• [Dataset items]

--- --- ---

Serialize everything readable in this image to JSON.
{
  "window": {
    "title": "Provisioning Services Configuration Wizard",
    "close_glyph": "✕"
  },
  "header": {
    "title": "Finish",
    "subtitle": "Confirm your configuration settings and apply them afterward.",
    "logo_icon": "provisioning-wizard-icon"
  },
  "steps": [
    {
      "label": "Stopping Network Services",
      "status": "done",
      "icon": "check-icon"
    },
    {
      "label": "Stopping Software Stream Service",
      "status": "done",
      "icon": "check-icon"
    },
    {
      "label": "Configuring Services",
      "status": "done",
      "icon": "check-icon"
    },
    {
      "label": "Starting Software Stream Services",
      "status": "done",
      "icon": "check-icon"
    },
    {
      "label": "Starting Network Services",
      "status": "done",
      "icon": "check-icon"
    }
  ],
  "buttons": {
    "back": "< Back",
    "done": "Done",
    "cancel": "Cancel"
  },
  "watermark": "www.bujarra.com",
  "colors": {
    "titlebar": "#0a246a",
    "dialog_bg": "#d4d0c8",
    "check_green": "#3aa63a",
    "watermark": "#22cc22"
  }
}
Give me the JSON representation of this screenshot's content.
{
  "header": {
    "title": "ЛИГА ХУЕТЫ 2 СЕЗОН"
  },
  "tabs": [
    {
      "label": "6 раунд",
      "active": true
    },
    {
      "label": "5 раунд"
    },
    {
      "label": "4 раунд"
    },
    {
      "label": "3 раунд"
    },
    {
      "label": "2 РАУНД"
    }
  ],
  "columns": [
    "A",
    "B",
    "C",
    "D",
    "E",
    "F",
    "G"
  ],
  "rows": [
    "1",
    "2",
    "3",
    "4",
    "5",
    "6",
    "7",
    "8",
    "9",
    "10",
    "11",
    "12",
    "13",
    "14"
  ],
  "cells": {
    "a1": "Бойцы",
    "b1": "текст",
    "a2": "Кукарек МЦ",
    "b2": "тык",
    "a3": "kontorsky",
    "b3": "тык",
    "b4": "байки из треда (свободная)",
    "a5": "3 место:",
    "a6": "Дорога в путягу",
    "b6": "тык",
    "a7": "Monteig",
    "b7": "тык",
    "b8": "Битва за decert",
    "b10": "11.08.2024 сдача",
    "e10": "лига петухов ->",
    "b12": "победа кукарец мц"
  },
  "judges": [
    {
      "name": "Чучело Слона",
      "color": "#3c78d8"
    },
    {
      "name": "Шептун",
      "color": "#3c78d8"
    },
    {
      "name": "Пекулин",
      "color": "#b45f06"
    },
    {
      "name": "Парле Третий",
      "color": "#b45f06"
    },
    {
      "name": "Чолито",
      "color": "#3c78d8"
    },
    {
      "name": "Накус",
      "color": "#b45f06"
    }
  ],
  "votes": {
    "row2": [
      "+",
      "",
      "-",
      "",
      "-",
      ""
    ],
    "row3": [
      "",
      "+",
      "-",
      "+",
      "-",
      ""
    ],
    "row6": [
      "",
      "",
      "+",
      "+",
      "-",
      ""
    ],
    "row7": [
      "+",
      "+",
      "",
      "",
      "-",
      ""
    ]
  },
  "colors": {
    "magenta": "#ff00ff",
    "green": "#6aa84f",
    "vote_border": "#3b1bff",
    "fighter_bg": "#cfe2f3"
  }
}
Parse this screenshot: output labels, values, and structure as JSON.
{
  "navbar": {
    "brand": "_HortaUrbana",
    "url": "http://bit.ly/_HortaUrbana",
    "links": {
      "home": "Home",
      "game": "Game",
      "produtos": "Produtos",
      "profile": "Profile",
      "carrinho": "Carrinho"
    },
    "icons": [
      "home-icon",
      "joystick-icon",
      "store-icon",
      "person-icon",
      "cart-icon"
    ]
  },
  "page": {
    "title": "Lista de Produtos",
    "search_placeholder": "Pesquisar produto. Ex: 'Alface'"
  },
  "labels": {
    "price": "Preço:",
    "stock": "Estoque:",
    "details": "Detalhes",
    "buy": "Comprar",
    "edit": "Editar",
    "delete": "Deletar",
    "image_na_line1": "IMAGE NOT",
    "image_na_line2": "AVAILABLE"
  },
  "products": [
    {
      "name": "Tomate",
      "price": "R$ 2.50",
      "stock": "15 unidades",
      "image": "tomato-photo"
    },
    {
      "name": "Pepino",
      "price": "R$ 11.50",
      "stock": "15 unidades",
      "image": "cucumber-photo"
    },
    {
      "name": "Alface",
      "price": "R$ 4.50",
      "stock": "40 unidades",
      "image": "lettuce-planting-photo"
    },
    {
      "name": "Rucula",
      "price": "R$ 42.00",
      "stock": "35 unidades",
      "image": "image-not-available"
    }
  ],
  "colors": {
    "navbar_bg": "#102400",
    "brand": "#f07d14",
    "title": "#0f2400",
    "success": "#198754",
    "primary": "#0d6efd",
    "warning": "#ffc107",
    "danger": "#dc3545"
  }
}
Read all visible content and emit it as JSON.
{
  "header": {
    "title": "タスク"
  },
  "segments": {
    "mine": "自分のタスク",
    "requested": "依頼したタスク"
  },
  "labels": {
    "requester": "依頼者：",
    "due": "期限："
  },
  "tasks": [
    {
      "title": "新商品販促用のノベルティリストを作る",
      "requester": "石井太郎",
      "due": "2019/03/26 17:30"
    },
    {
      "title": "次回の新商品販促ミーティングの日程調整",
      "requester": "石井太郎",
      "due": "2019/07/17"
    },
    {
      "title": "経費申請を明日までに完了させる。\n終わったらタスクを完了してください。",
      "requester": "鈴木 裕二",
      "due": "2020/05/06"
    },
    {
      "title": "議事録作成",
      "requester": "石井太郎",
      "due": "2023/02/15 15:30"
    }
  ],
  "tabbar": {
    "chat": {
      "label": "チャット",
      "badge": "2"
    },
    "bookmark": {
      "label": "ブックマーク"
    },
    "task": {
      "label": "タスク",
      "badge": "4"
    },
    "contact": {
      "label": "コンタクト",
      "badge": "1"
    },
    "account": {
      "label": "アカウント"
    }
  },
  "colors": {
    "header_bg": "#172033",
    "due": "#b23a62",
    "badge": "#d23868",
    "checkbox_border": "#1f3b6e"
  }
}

--- --- ---

• [Problem to solve] Reproduce the records in full, exactly as written.

• [Answer for this exercise]
Serialize everything readable in this image to JSON.
{
  "window": {
    "title": "Provisioning Services Configuration Wizard",
    "close_glyph": "✕"
  },
  "header": {
    "title": "Finish",
    "subtitle": "Confirm your configuration settings and apply them afterward.",
    "logo_icon": "provisioning-wizard-icon"
  },
  "steps": [
    {
      "label": "Stopping Network Services",
      "status": "done",
      "icon": "check-icon"
    },
    {
      "label": "Stopping Software Stream Service",
      "status": "done",
      "icon": "check-icon"
    },
    {
      "label": "Configuring Services",
      "status": "done",
      "icon": "check-icon"
    },
    {
      "label": "Starting Software Stream Services",
      "status": "done",
      "icon": "check-icon"
    },
    {
      "label": "Starting Network Services",
      "status": "done",
      "icon": "check-icon"
    }
  ],
  "buttons": {
    "back": "< Back",
    "done": "Done",
    "cancel": "Cancel"
  },
  "watermark": "www.bujarra.com",
  "colors": {
    "titlebar": "#0a246a",
    "dialog_bg": "#d4d0c8",
    "check_green": "#3aa63a",
    "watermark": "#22cc22"
  }
}
Give me the JSON representation of this screenshot's content.
{
  "header": {
    "title": "ЛИГА ХУЕТЫ 2 СЕЗОН"
  },
  "tabs": [
    {
      "label": "6 раунд",
      "active": true
    },
    {
      "label": "5 раунд"
    },
    {
      "label": "4 раунд"
    },
    {
      "label": "3 раунд"
    },
    {
      "label": "2 РАУНД"
    }
  ],
  "columns": [
    "A",
    "B",
    "C",
    "D",
    "E",
    "F",
    "G"
  ],
  "rows": [
    "1",
    "2",
    "3",
    "4",
    "5",
    "6",
    "7",
    "8",
    "9",
    "10",
    "11",
    "12",
    "13",
    "14"
  ],
  "cells": {
    "a1": "Бойцы",
    "b1": "текст",
    "a2": "Кукарек МЦ",
    "b2": "тык",
    "a3": "kontorsky",
    "b3": "тык",
    "b4": "байки из треда (свободная)",
    "a5": "3 место:",
    "a6": "Дорога в путягу",
    "b6": "тык",
    "a7": "Monteig",
    "b7": "тык",
    "b8": "Битва за decert",
    "b10": "11.08.2024 сдача",
    "e10": "лига петухов ->",
    "b12": "победа кукарец мц"
  },
  "judges": [
    {
      "name": "Чучело Слона",
      "color": "#3c78d8"
    },
    {
      "name": "Шептун",
      "color": "#3c78d8"
    },
    {
      "name": "Пекулин",
      "color": "#b45f06"
    },
    {
      "name": "Парле Третий",
      "color": "#b45f06"
    },
    {
      "name": "Чолито",
      "color": "#3c78d8"
    },
    {
      "name": "Накус",
      "color": "#b45f06"
    }
  ],
  "votes": {
    "row2": [
      "+",
      "",
      "-",
      "",
      "-",
      ""
    ],
    "row3": [
      "",
      "+",
      "-",
      "+",
      "-",
      ""
    ],
    "row6": [
      "",
      "",
      "+",
      "+",
      "-",
      ""
    ],
    "row7": [
      "+",
      "+",
      "",
      "",
      "-",
      ""
    ]
  },
  "colors": {
    "magenta": "#ff00ff",
    "green": "#6aa84f",
    "vote_border": "#3b1bff",
    "fighter_bg": "#cfe2f3"
  }
}
Parse this screenshot: output labels, values, and structure as JSON.
{
  "navbar": {
    "brand": "_HortaUrbana",
    "url": "http://bit.ly/_HortaUrbana",
    "links": {
      "home": "Home",
      "game": "Game",
      "produtos": "Produtos",
      "profile": "Profile",
      "carrinho": "Carrinho"
    },
    "icons": [
      "home-icon",
      "joystick-icon",
      "store-icon",
      "person-icon",
      "cart-icon"
    ]
  },
  "page": {
    "title": "Lista de Produtos",
    "search_placeholder": "Pesquisar produto. Ex: 'Alface'"
  },
  "labels": {
    "price": "Preço:",
    "stock": "Estoque:",
    "details": "Detalhes",
    "buy": "Comprar",
    "edit": "Editar",
    "delete": "Deletar",
    "image_na_line1": "IMAGE NOT",
    "image_na_line2": "AVAILABLE"
  },
  "products": [
    {
      "name": "Tomate",
      "price": "R$ 2.50",
      "stock": "15 unidades",
      "image": "tomato-photo"
    },
    {
      "name": "Pepino",
      "price": "R$ 11.50",
      "stock": "15 unidades",
      "image": "cucumber-photo"
    },
    {
      "name": "Alface",
      "price": "R$ 4.50",
      "stock": "40 unidades",
      "image": "lettuce-planting-photo"
    },
    {
      "name": "Rucula",
      "price": "R$ 42.00",
      "stock": "35 unidades",
      "image": "image-not-available"
    }
  ],
  "colors": {
    "navbar_bg": "#102400",
    "brand": "#f07d14",
    "title": "#0f2400",
    "success": "#198754",
    "primary": "#0d6efd",
    "warning": "#ffc107",
    "danger": "#dc3545"
  }
}
Read all visible content and emit it as JSON.
{
  "header": {
    "title": "タスク"
  },
  "segments": {
    "mine": "自分のタスク",
    "requested": "依頼したタスク"
  },
  "labels": {
    "requester": "依頼者：",
    "due": "期限："
  },
  "tasks": [
    {
      "title": "新商品販促用のノベルティリストを作る",
      "requester": "石井太郎",
      "due": "2019/03/26 17:30"
    },
    {
      "title": "次回の新商品販促ミーティングの日程調整",
      "requester": "石井太郎",
      "due": "2019/07/17"
    },
    {
      "title": "経費申請を明日までに完了させる。\n終わったらタスクを完了してください。",
      "requester": "鈴木 裕二",
      "due": "2020/05/06"
    },
    {
      "title": "議事録作成",
      "requester": "石井太郎",
      "due": "2023/02/15 15:30"
    }
  ],
  "tabbar": {
    "chat": {
      "label": "チャット",
      "badge": "2"
    },
    "bookmark": {
      "label": "ブックマーク"
    },
    "task": {
      "label": "タスク",
      "badge": "4"
    },
    "contact": {
      "label": "コンタクト",
      "badge": "1"
    },
    "account": {
      "label": "アカウント"
    }
  },
  "colors": {
    "header_bg": "#172033",
    "due": "#b23a62",
    "badge": "#d23868",
    "checkbox_border": "#1f3b6e"
  }
}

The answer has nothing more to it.